━━ Input material

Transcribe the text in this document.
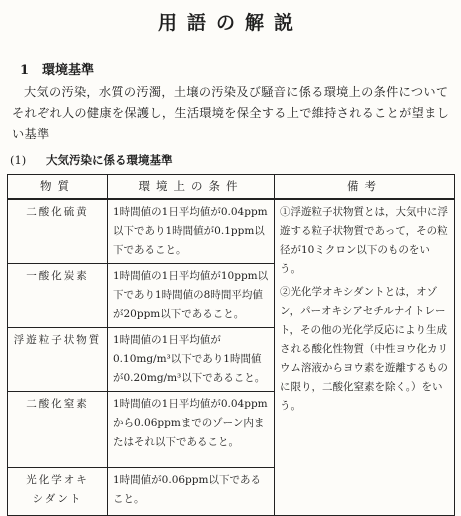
用語の解説
1 環境基準

大気の汚染，水質の汚濁，土壌の汚染及び騒音に係る環境上の条件についてそれぞれ人の健康を保護し，生活環境を保全する上で維持されることが望ましい基準

(1) 大気汚染に係る環境基準
物質	環境上の条件	備考
二酸化硫黄	1時間値の1日平均値が0.04ppm以下であり1時間値が0.1ppm以下であること。	①浮遊粒子状物質とは，大気中に浮遊する粒子状物質であって，その粒径が10ミクロン以下のものをいう。

②光化学オキシダントとは，オゾン，パーオキシアセチルナイトレート，その他の光化学反応により生成される酸化性物質（中性ヨウ化カリウム溶液からヨウ素を遊離するものに限り，二酸化窒素を除く。）をいう。

一酸化炭素	1時間値の1日平均値が10ppm以下であり1時間値の8時間平均値が20ppm以下であること。	
浮遊粒子状物質	1時間値の1日平均値が0.10mg/m³以下であり1時間値が0.20mg/m³以下であること。	
二酸化窒素	1時間値の1日平均値が0.04ppmから0.06ppmまでのゾーン内またはそれ以下であること。	
光化学オキシダント	1時間値が0.06ppm以下であること。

━━━━

Do this — Quote each entry above verbatim and drop the pictures.

Answer to this problem —
Transcribe the text in this document.
用語の解説
1 環境基準

大気の汚染，水質の汚濁，土壌の汚染及び騒音に係る環境上の条件についてそれぞれ人の健康を保護し，生活環境を保全する上で維持されることが望ましい基準

(1) 大気汚染に係る環境基準
物質	環境上の条件	備考
二酸化硫黄	1時間値の1日平均値が0.04ppm以下であり1時間値が0.1ppm以下であること。	①浮遊粒子状物質とは，大気中に浮遊する粒子状物質であって，その粒径が10ミクロン以下のものをいう。

②光化学オキシダントとは，オゾン，パーオキシアセチルナイトレート，その他の光化学反応により生成される酸化性物質（中性ヨウ化カリウム溶液からヨウ素を遊離するものに限り，二酸化窒素を除く。）をいう。

一酸化炭素	1時間値の1日平均値が10ppm以下であり1時間値の8時間平均値が20ppm以下であること。	
浮遊粒子状物質	1時間値の1日平均値が0.10mg/m³以下であり1時間値が0.20mg/m³以下であること。	
二酸化窒素	1時間値の1日平均値が0.04ppmから0.06ppmまでのゾーン内またはそれ以下であること。	
光化学オキシダント	1時間値が0.06ppm以下であること。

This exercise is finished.